Repeat the whole listing below, word for word.

── DATASET ENTRIES ──

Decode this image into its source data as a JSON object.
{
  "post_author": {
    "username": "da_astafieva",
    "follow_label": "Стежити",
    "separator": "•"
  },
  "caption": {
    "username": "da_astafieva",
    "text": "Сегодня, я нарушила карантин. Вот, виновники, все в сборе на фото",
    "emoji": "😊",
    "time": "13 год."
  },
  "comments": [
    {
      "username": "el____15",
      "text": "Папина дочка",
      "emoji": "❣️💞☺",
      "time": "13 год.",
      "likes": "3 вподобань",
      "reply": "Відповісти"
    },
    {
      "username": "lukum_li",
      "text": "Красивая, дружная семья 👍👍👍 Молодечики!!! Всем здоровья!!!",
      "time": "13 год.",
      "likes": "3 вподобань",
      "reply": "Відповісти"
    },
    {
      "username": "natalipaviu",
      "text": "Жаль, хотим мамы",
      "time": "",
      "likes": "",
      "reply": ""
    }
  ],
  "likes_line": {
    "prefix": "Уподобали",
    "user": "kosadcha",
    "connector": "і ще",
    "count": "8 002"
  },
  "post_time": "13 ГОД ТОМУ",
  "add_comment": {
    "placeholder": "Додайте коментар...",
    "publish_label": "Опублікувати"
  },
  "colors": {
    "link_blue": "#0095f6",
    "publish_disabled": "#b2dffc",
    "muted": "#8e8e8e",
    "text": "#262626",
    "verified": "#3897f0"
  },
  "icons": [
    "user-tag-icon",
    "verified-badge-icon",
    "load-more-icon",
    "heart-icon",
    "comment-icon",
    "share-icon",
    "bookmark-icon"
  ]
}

───

EXERCISE SOLUTION:
Decode this image into its source data as a JSON object.
{
  "post_author": {
    "username": "da_astafieva",
    "follow_label": "Стежити",
    "separator": "•"
  },
  "caption": {
    "username": "da_astafieva",
    "text": "Сегодня, я нарушила карантин. Вот, виновники, все в сборе на фото",
    "emoji": "😊",
    "time": "13 год."
  },
  "comments": [
    {
      "username": "el____15",
      "text": "Папина дочка",
      "emoji": "❣️💞☺",
      "time": "13 год.",
      "likes": "3 вподобань",
      "reply": "Відповісти"
    },
    {
      "username": "lukum_li",
      "text": "Красивая, дружная семья 👍👍👍 Молодечики!!! Всем здоровья!!!",
      "time": "13 год.",
      "likes": "3 вподобань",
      "reply": "Відповісти"
    },
    {
      "username": "natalipaviu",
      "text": "Жаль, хотим мамы",
      "time": "",
      "likes": "",
      "reply": ""
    }
  ],
  "likes_line": {
    "prefix": "Уподобали",
    "user": "kosadcha",
    "connector": "і ще",
    "count": "8 002"
  },
  "post_time": "13 ГОД ТОМУ",
  "add_comment": {
    "placeholder": "Додайте коментар...",
    "publish_label": "Опублікувати"
  },
  "colors": {
    "link_blue": "#0095f6",
    "publish_disabled": "#b2dffc",
    "muted": "#8e8e8e",
    "text": "#262626",
    "verified": "#3897f0"
  },
  "icons": [
    "user-tag-icon",
    "verified-badge-icon",
    "load-more-icon",
    "heart-icon",
    "comment-icon",
    "share-icon",
    "bookmark-icon"
  ]
}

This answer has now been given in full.